Exercise:
Return each line of the material verbatim.

Stored data:
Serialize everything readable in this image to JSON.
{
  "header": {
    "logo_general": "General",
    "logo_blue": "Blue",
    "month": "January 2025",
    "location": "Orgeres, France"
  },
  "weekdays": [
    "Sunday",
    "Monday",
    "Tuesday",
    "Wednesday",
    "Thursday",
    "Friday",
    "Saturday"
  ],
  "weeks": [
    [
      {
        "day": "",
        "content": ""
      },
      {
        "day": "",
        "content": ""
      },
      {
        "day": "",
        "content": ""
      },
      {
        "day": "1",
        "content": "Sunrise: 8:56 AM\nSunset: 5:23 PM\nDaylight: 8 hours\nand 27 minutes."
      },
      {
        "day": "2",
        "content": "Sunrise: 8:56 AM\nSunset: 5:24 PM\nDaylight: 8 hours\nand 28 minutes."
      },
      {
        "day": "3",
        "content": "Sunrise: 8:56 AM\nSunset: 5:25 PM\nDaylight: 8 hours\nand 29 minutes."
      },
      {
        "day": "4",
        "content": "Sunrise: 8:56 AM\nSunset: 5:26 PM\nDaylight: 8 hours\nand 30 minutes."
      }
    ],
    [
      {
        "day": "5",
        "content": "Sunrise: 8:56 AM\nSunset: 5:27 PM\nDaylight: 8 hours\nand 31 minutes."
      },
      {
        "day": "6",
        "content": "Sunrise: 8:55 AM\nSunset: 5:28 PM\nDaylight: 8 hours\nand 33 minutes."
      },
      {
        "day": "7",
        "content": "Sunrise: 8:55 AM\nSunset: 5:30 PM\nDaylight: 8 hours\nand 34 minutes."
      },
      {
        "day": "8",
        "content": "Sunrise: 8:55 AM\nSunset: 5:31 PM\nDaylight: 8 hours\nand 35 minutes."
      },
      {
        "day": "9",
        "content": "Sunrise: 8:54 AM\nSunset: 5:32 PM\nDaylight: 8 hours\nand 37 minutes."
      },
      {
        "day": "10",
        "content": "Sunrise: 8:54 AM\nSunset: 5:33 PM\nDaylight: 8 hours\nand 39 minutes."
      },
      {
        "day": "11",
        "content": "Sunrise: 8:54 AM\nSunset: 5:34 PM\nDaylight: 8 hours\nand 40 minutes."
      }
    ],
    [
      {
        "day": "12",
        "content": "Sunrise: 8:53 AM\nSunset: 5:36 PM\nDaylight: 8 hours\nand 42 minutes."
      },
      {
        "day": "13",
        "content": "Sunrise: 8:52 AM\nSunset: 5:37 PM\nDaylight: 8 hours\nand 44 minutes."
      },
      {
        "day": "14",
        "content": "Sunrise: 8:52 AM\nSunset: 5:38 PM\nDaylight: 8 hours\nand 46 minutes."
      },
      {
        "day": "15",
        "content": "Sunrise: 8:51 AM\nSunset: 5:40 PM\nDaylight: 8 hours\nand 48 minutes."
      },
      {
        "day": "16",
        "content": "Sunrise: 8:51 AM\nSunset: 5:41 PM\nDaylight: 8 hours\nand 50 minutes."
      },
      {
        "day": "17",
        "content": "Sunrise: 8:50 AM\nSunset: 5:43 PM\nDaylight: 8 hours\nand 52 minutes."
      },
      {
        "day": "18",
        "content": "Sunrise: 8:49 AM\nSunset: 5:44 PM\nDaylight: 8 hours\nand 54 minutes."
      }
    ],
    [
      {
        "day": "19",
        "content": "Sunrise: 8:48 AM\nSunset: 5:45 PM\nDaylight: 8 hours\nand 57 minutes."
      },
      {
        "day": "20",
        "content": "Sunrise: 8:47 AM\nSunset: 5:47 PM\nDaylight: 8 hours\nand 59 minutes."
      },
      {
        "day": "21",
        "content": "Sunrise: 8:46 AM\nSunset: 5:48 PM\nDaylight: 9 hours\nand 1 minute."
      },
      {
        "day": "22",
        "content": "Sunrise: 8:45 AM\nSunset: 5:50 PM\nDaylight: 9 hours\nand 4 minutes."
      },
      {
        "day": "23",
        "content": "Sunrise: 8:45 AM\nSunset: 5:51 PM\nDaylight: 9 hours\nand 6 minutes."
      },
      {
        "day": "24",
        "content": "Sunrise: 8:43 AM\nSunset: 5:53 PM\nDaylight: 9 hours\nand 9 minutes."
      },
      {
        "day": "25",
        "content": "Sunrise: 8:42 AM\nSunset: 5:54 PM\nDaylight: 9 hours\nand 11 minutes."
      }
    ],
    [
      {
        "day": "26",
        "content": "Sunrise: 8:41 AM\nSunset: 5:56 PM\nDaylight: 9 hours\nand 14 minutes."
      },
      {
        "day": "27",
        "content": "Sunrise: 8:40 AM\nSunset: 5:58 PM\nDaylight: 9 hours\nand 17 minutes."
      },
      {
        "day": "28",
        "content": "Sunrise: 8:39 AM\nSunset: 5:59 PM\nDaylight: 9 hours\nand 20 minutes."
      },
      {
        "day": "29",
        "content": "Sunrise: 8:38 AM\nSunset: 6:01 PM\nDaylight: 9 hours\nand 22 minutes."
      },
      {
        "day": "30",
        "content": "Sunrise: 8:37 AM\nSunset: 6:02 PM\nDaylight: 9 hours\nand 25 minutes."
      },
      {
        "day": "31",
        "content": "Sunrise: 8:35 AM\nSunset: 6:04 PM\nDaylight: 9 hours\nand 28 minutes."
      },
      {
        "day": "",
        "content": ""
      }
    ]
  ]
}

Answer to this exercise:
Serialize everything readable in this image to JSON.
{
  "header": {
    "logo_general": "General",
    "logo_blue": "Blue",
    "month": "January 2025",
    "location": "Orgeres, France"
  },
  "weekdays": [
    "Sunday",
    "Monday",
    "Tuesday",
    "Wednesday",
    "Thursday",
    "Friday",
    "Saturday"
  ],
  "weeks": [
    [
      {
        "day": "",
        "content": ""
      },
      {
        "day": "",
        "content": ""
      },
      {
        "day": "",
        "content": ""
      },
      {
        "day": "1",
        "content": "Sunrise: 8:56 AM\nSunset: 5:23 PM\nDaylight: 8 hours\nand 27 minutes."
      },
      {
        "day": "2",
        "content": "Sunrise: 8:56 AM\nSunset: 5:24 PM\nDaylight: 8 hours\nand 28 minutes."
      },
      {
        "day": "3",
        "content": "Sunrise: 8:56 AM\nSunset: 5:25 PM\nDaylight: 8 hours\nand 29 minutes."
      },
      {
        "day": "4",
        "content": "Sunrise: 8:56 AM\nSunset: 5:26 PM\nDaylight: 8 hours\nand 30 minutes."
      }
    ],
    [
      {
        "day": "5",
        "content": "Sunrise: 8:56 AM\nSunset: 5:27 PM\nDaylight: 8 hours\nand 31 minutes."
      },
      {
        "day": "6",
        "content": "Sunrise: 8:55 AM\nSunset: 5:28 PM\nDaylight: 8 hours\nand 33 minutes."
      },
      {
        "day": "7",
        "content": "Sunrise: 8:55 AM\nSunset: 5:30 PM\nDaylight: 8 hours\nand 34 minutes."
      },
      {
        "day": "8",
        "content": "Sunrise: 8:55 AM\nSunset: 5:31 PM\nDaylight: 8 hours\nand 35 minutes."
      },
      {
        "day": "9",
        "content": "Sunrise: 8:54 AM\nSunset: 5:32 PM\nDaylight: 8 hours\nand 37 minutes."
      },
      {
        "day": "10",
        "content": "Sunrise: 8:54 AM\nSunset: 5:33 PM\nDaylight: 8 hours\nand 39 minutes."
      },
      {
        "day": "11",
        "content": "Sunrise: 8:54 AM\nSunset: 5:34 PM\nDaylight: 8 hours\nand 40 minutes."
      }
    ],
    [
      {
        "day": "12",
        "content": "Sunrise: 8:53 AM\nSunset: 5:36 PM\nDaylight: 8 hours\nand 42 minutes."
      },
      {
        "day": "13",
        "content": "Sunrise: 8:52 AM\nSunset: 5:37 PM\nDaylight: 8 hours\nand 44 minutes."
      },
      {
        "day": "14",
        "content": "Sunrise: 8:52 AM\nSunset: 5:38 PM\nDaylight: 8 hours\nand 46 minutes."
      },
      {
        "day": "15",
        "content": "Sunrise: 8:51 AM\nSunset: 5:40 PM\nDaylight: 8 hours\nand 48 minutes."
      },
      {
        "day": "16",
        "content": "Sunrise: 8:51 AM\nSunset: 5:41 PM\nDaylight: 8 hours\nand 50 minutes."
      },
      {
        "day": "17",
        "content": "Sunrise: 8:50 AM\nSunset: 5:43 PM\nDaylight: 8 hours\nand 52 minutes."
      },
      {
        "day": "18",
        "content": "Sunrise: 8:49 AM\nSunset: 5:44 PM\nDaylight: 8 hours\nand 54 minutes."
      }
    ],
    [
      {
        "day": "19",
        "content": "Sunrise: 8:48 AM\nSunset: 5:45 PM\nDaylight: 8 hours\nand 57 minutes."
      },
      {
        "day": "20",
        "content": "Sunrise: 8:47 AM\nSunset: 5:47 PM\nDaylight: 8 hours\nand 59 minutes."
      },
      {
        "day": "21",
        "content": "Sunrise: 8:46 AM\nSunset: 5:48 PM\nDaylight: 9 hours\nand 1 minute."
      },
      {
        "day": "22",
        "content": "Sunrise: 8:45 AM\nSunset: 5:50 PM\nDaylight: 9 hours\nand 4 minutes."
      },
      {
        "day": "23",
        "content": "Sunrise: 8:45 AM\nSunset: 5:51 PM\nDaylight: 9 hours\nand 6 minutes."
      },
      {
        "day": "24",
        "content": "Sunrise: 8:43 AM\nSunset: 5:53 PM\nDaylight: 9 hours\nand 9 minutes."
      },
      {
        "day": "25",
        "content": "Sunrise: 8:42 AM\nSunset: 5:54 PM\nDaylight: 9 hours\nand 11 minutes."
      }
    ],
    [
      {
        "day": "26",
        "content": "Sunrise: 8:41 AM\nSunset: 5:56 PM\nDaylight: 9 hours\nand 14 minutes."
      },
      {
        "day": "27",
        "content": "Sunrise: 8:40 AM\nSunset: 5:58 PM\nDaylight: 9 hours\nand 17 minutes."
      },
      {
        "day": "28",
        "content": "Sunrise: 8:39 AM\nSunset: 5:59 PM\nDaylight: 9 hours\nand 20 minutes."
      },
      {
        "day": "29",
        "content": "Sunrise: 8:38 AM\nSunset: 6:01 PM\nDaylight: 9 hours\nand 22 minutes."
      },
      {
        "day": "30",
        "content": "Sunrise: 8:37 AM\nSunset: 6:02 PM\nDaylight: 9 hours\nand 25 minutes."
      },
      {
        "day": "31",
        "content": "Sunrise: 8:35 AM\nSunset: 6:04 PM\nDaylight: 9 hours\nand 28 minutes."
      },
      {
        "day": "",
        "content": ""
      }
    ]
  ]
}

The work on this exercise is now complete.